## Exercise description
Wherever the word "text" appears in a line, extract that line.

Figure record listings
** START **
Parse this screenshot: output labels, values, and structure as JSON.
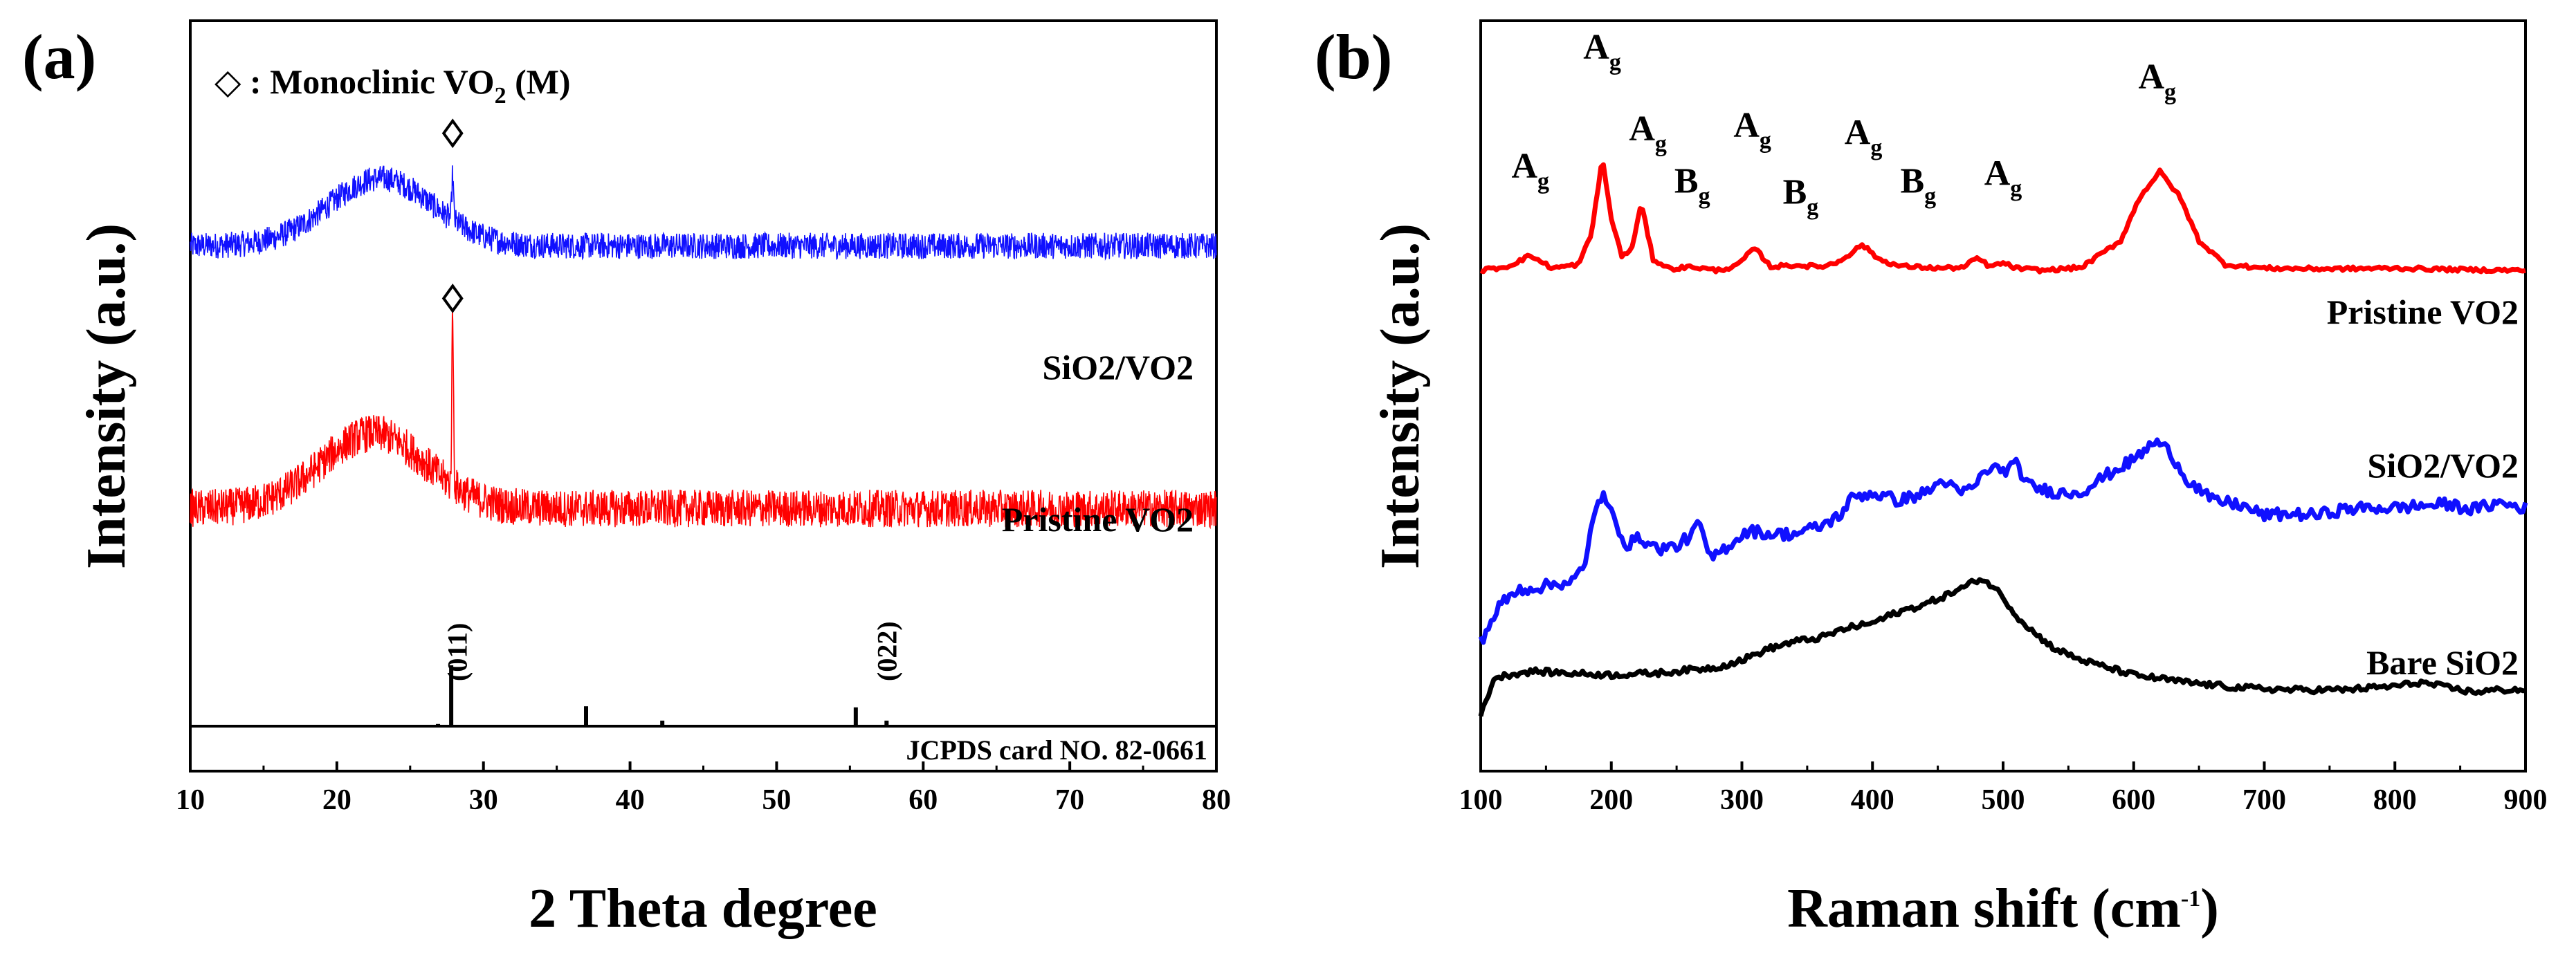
{
  "panels": {
    "a": {
      "label": "(a)"
    },
    "b": {
      "label": "(b)"
    }
  },
  "chart_data": [
    {
      "id": "a",
      "type": "line",
      "title": "(a)",
      "xlabel": "2 Theta degree",
      "ylabel": "Intensity (a.u.)",
      "xlim": [
        10,
        80
      ],
      "xticks": [
        10,
        20,
        30,
        40,
        50,
        60,
        70,
        80
      ],
      "legend_note": {
        "symbol": "◇",
        "text": " : Monoclinic VO",
        "sub": "2",
        "suffix": " (M)"
      },
      "series": [
        {
          "name": "SiO2/VO2",
          "color": "#1010ff",
          "baseline": 0.7,
          "hump_center": 23,
          "hump_width": 5,
          "hump_height": 0.09,
          "noise": 0.035,
          "peaks": [
            {
              "x": 27.9,
              "h": 0.06
            }
          ],
          "marker_x": 27.9
        },
        {
          "name": "Pristine VO2",
          "color": "#ff0000",
          "baseline": 0.35,
          "hump_center": 22.5,
          "hump_width": 5,
          "hump_height": 0.1,
          "noise": 0.05,
          "peaks": [
            {
              "x": 27.9,
              "h": 0.23
            }
          ],
          "marker_x": 27.9
        }
      ],
      "reference": {
        "name": "JCPDS card NO. 82-0661",
        "sticks": [
          {
            "x": 26.9,
            "h": 0.02
          },
          {
            "x": 27.8,
            "h": 0.55
          },
          {
            "x": 37.0,
            "h": 0.18
          },
          {
            "x": 42.2,
            "h": 0.05
          },
          {
            "x": 55.4,
            "h": 0.17
          },
          {
            "x": 57.5,
            "h": 0.05
          }
        ],
        "hkl_labels": [
          {
            "x": 28.2,
            "text": "(011)"
          },
          {
            "x": 57.5,
            "text": "(022)"
          }
        ]
      }
    },
    {
      "id": "b",
      "type": "line",
      "title": "(b)",
      "xlabel": "Raman shift (cm",
      "xlabel_sup": "-1",
      "xlabel_suffix": ")",
      "ylabel": "Intensity (a.u.)",
      "xlim": [
        100,
        900
      ],
      "xticks": [
        100,
        200,
        300,
        400,
        500,
        600,
        700,
        800,
        900
      ],
      "series": [
        {
          "name": "Pristine VO2",
          "color": "#ff0000",
          "points": [
            [
              100,
              0.6
            ],
            [
              120,
              0.605
            ],
            [
              138,
              0.62
            ],
            [
              155,
              0.603
            ],
            [
              175,
              0.608
            ],
            [
              185,
              0.65
            ],
            [
              193,
              0.752
            ],
            [
              200,
              0.67
            ],
            [
              208,
              0.62
            ],
            [
              215,
              0.625
            ],
            [
              223,
              0.69
            ],
            [
              232,
              0.615
            ],
            [
              245,
              0.602
            ],
            [
              262,
              0.605
            ],
            [
              280,
              0.6
            ],
            [
              295,
              0.605
            ],
            [
              310,
              0.63
            ],
            [
              322,
              0.605
            ],
            [
              340,
              0.607
            ],
            [
              360,
              0.605
            ],
            [
              372,
              0.61
            ],
            [
              385,
              0.625
            ],
            [
              392,
              0.635
            ],
            [
              405,
              0.615
            ],
            [
              420,
              0.606
            ],
            [
              450,
              0.603
            ],
            [
              470,
              0.604
            ],
            [
              480,
              0.617
            ],
            [
              490,
              0.605
            ],
            [
              500,
              0.61
            ],
            [
              510,
              0.603
            ],
            [
              530,
              0.6
            ],
            [
              560,
              0.604
            ],
            [
              590,
              0.64
            ],
            [
              605,
              0.7
            ],
            [
              620,
              0.733
            ],
            [
              635,
              0.7
            ],
            [
              650,
              0.64
            ],
            [
              670,
              0.608
            ],
            [
              700,
              0.603
            ],
            [
              750,
              0.602
            ],
            [
              800,
              0.603
            ],
            [
              850,
              0.601
            ],
            [
              900,
              0.6
            ]
          ],
          "noise": 0.0025
        },
        {
          "name": "SiO2/VO2",
          "color": "#1010ff",
          "points": [
            [
              100,
              0.1
            ],
            [
              115,
              0.15
            ],
            [
              130,
              0.17
            ],
            [
              150,
              0.175
            ],
            [
              170,
              0.182
            ],
            [
              180,
              0.2
            ],
            [
              186,
              0.27
            ],
            [
              193,
              0.298
            ],
            [
              202,
              0.265
            ],
            [
              212,
              0.23
            ],
            [
              222,
              0.24
            ],
            [
              235,
              0.225
            ],
            [
              250,
              0.228
            ],
            [
              262,
              0.245
            ],
            [
              268,
              0.26
            ],
            [
              275,
              0.21
            ],
            [
              290,
              0.23
            ],
            [
              305,
              0.25
            ],
            [
              320,
              0.245
            ],
            [
              340,
              0.245
            ],
            [
              360,
              0.255
            ],
            [
              375,
              0.27
            ],
            [
              385,
              0.295
            ],
            [
              400,
              0.3
            ],
            [
              420,
              0.29
            ],
            [
              440,
              0.3
            ],
            [
              455,
              0.318
            ],
            [
              465,
              0.3
            ],
            [
              475,
              0.305
            ],
            [
              490,
              0.335
            ],
            [
              500,
              0.33
            ],
            [
              510,
              0.338
            ],
            [
              520,
              0.31
            ],
            [
              530,
              0.305
            ],
            [
              545,
              0.3
            ],
            [
              560,
              0.302
            ],
            [
              580,
              0.325
            ],
            [
              600,
              0.345
            ],
            [
              617,
              0.37
            ],
            [
              628,
              0.355
            ],
            [
              640,
              0.32
            ],
            [
              660,
              0.29
            ],
            [
              680,
              0.285
            ],
            [
              700,
              0.27
            ],
            [
              720,
              0.272
            ],
            [
              740,
              0.27
            ],
            [
              760,
              0.278
            ],
            [
              780,
              0.28
            ],
            [
              800,
              0.28
            ],
            [
              820,
              0.283
            ],
            [
              840,
              0.285
            ],
            [
              860,
              0.278
            ],
            [
              880,
              0.287
            ],
            [
              900,
              0.28
            ]
          ],
          "noise": 0.008
        },
        {
          "name": "Bare SiO2",
          "color": "#000000",
          "points": [
            [
              100,
              0.0
            ],
            [
              110,
              0.05
            ],
            [
              120,
              0.055
            ],
            [
              140,
              0.06
            ],
            [
              160,
              0.058
            ],
            [
              200,
              0.055
            ],
            [
              240,
              0.058
            ],
            [
              260,
              0.062
            ],
            [
              280,
              0.065
            ],
            [
              300,
              0.075
            ],
            [
              320,
              0.09
            ],
            [
              340,
              0.1
            ],
            [
              360,
              0.105
            ],
            [
              380,
              0.118
            ],
            [
              400,
              0.125
            ],
            [
              420,
              0.14
            ],
            [
              440,
              0.15
            ],
            [
              460,
              0.165
            ],
            [
              472,
              0.175
            ],
            [
              482,
              0.185
            ],
            [
              492,
              0.175
            ],
            [
              500,
              0.16
            ],
            [
              510,
              0.135
            ],
            [
              525,
              0.11
            ],
            [
              540,
              0.09
            ],
            [
              560,
              0.075
            ],
            [
              600,
              0.055
            ],
            [
              640,
              0.045
            ],
            [
              680,
              0.038
            ],
            [
              720,
              0.035
            ],
            [
              760,
              0.035
            ],
            [
              800,
              0.04
            ],
            [
              820,
              0.045
            ],
            [
              840,
              0.038
            ],
            [
              860,
              0.032
            ],
            [
              880,
              0.035
            ],
            [
              900,
              0.035
            ]
          ],
          "noise": 0.004
        }
      ],
      "peak_labels": [
        {
          "x": 138,
          "y": 0.725,
          "main": "A",
          "sub": "g"
        },
        {
          "x": 193,
          "y": 0.885,
          "main": "A",
          "sub": "g"
        },
        {
          "x": 228,
          "y": 0.775,
          "main": "A",
          "sub": "g"
        },
        {
          "x": 262,
          "y": 0.705,
          "main": "B",
          "sub": "g"
        },
        {
          "x": 308,
          "y": 0.78,
          "main": "A",
          "sub": "g"
        },
        {
          "x": 345,
          "y": 0.69,
          "main": "B",
          "sub": "g"
        },
        {
          "x": 393,
          "y": 0.77,
          "main": "A",
          "sub": "g"
        },
        {
          "x": 435,
          "y": 0.705,
          "main": "B",
          "sub": "g"
        },
        {
          "x": 500,
          "y": 0.715,
          "main": "A",
          "sub": "g"
        },
        {
          "x": 618,
          "y": 0.845,
          "main": "A",
          "sub": "g"
        }
      ]
    }
  ]
}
** END **
## Solution to this task
        "text": " : Monoclinic VO",
            "text": "(011)"
            "text": "(022)"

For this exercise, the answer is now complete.